***** Records shown *****

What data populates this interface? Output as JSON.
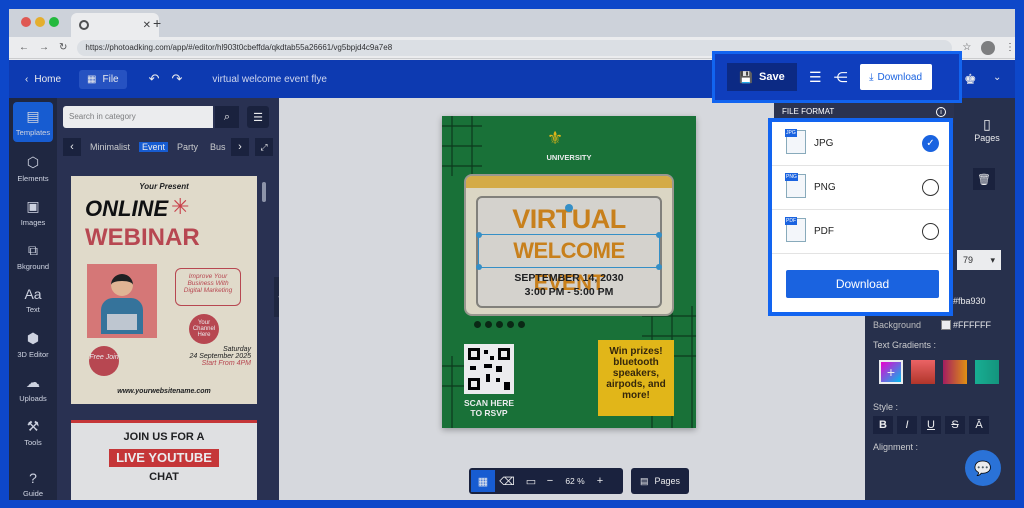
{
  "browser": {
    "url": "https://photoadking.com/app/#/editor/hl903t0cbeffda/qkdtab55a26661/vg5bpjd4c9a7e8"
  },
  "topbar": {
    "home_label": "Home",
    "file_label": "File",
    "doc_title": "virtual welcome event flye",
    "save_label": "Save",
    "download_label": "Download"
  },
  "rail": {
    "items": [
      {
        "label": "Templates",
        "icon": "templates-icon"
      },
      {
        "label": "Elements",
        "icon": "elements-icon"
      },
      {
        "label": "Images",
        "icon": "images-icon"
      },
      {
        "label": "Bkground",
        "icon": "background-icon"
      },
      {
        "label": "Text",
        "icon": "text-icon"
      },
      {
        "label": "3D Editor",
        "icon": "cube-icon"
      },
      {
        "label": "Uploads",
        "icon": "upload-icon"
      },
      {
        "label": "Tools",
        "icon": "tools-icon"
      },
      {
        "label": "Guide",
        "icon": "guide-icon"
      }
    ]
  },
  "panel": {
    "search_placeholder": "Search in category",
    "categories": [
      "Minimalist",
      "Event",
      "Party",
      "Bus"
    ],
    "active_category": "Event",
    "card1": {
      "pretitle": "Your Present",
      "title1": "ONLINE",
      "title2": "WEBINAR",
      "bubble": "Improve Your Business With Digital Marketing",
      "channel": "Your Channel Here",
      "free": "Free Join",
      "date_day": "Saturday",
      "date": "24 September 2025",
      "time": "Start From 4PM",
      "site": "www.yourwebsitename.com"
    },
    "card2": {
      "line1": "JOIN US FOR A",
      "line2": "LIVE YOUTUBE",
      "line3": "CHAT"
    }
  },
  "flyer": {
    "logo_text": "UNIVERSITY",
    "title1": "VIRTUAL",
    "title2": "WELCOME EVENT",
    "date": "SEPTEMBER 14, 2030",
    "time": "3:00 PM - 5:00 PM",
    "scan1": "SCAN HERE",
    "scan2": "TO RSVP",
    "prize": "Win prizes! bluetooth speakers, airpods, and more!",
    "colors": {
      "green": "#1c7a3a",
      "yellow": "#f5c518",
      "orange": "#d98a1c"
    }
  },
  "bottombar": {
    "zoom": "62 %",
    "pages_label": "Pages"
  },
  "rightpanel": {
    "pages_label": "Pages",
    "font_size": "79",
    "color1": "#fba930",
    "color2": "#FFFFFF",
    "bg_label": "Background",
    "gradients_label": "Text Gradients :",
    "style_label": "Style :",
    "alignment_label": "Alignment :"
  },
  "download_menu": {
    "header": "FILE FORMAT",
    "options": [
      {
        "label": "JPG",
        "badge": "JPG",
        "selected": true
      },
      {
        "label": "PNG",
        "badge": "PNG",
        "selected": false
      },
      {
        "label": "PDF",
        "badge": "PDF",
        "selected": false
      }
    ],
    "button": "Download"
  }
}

*****

:: Short problem ::
Reproduce all of the material exactly, apart from the pictures.

:: Response below ::
What data populates this interface? Output as JSON.
{
  "browser": {
    "url": "https://photoadking.com/app/#/editor/hl903t0cbeffda/qkdtab55a26661/vg5bpjd4c9a7e8"
  },
  "topbar": {
    "home_label": "Home",
    "file_label": "File",
    "doc_title": "virtual welcome event flye",
    "save_label": "Save",
    "download_label": "Download"
  },
  "rail": {
    "items": [
      {
        "label": "Templates",
        "icon": "templates-icon"
      },
      {
        "label": "Elements",
        "icon": "elements-icon"
      },
      {
        "label": "Images",
        "icon": "images-icon"
      },
      {
        "label": "Bkground",
        "icon": "background-icon"
      },
      {
        "label": "Text",
        "icon": "text-icon"
      },
      {
        "label": "3D Editor",
        "icon": "cube-icon"
      },
      {
        "label": "Uploads",
        "icon": "upload-icon"
      },
      {
        "label": "Tools",
        "icon": "tools-icon"
      },
      {
        "label": "Guide",
        "icon": "guide-icon"
      }
    ]
  },
  "panel": {
    "search_placeholder": "Search in category",
    "categories": [
      "Minimalist",
      "Event",
      "Party",
      "Bus"
    ],
    "active_category": "Event",
    "card1": {
      "pretitle": "Your Present",
      "title1": "ONLINE",
      "title2": "WEBINAR",
      "bubble": "Improve Your Business With Digital Marketing",
      "channel": "Your Channel Here",
      "free": "Free Join",
      "date_day": "Saturday",
      "date": "24 September 2025",
      "time": "Start From 4PM",
      "site": "www.yourwebsitename.com"
    },
    "card2": {
      "line1": "JOIN US FOR A",
      "line2": "LIVE YOUTUBE",
      "line3": "CHAT"
    }
  },
  "flyer": {
    "logo_text": "UNIVERSITY",
    "title1": "VIRTUAL",
    "title2": "WELCOME EVENT",
    "date": "SEPTEMBER 14, 2030",
    "time": "3:00 PM - 5:00 PM",
    "scan1": "SCAN HERE",
    "scan2": "TO RSVP",
    "prize": "Win prizes! bluetooth speakers, airpods, and more!",
    "colors": {
      "green": "#1c7a3a",
      "yellow": "#f5c518",
      "orange": "#d98a1c"
    }
  },
  "bottombar": {
    "zoom": "62 %",
    "pages_label": "Pages"
  },
  "rightpanel": {
    "pages_label": "Pages",
    "font_size": "79",
    "color1": "#fba930",
    "color2": "#FFFFFF",
    "bg_label": "Background",
    "gradients_label": "Text Gradients :",
    "style_label": "Style :",
    "alignment_label": "Alignment :"
  },
  "download_menu": {
    "header": "FILE FORMAT",
    "options": [
      {
        "label": "JPG",
        "badge": "JPG",
        "selected": true
      },
      {
        "label": "PNG",
        "badge": "PNG",
        "selected": false
      },
      {
        "label": "PDF",
        "badge": "PDF",
        "selected": false
      }
    ],
    "button": "Download"
  }
}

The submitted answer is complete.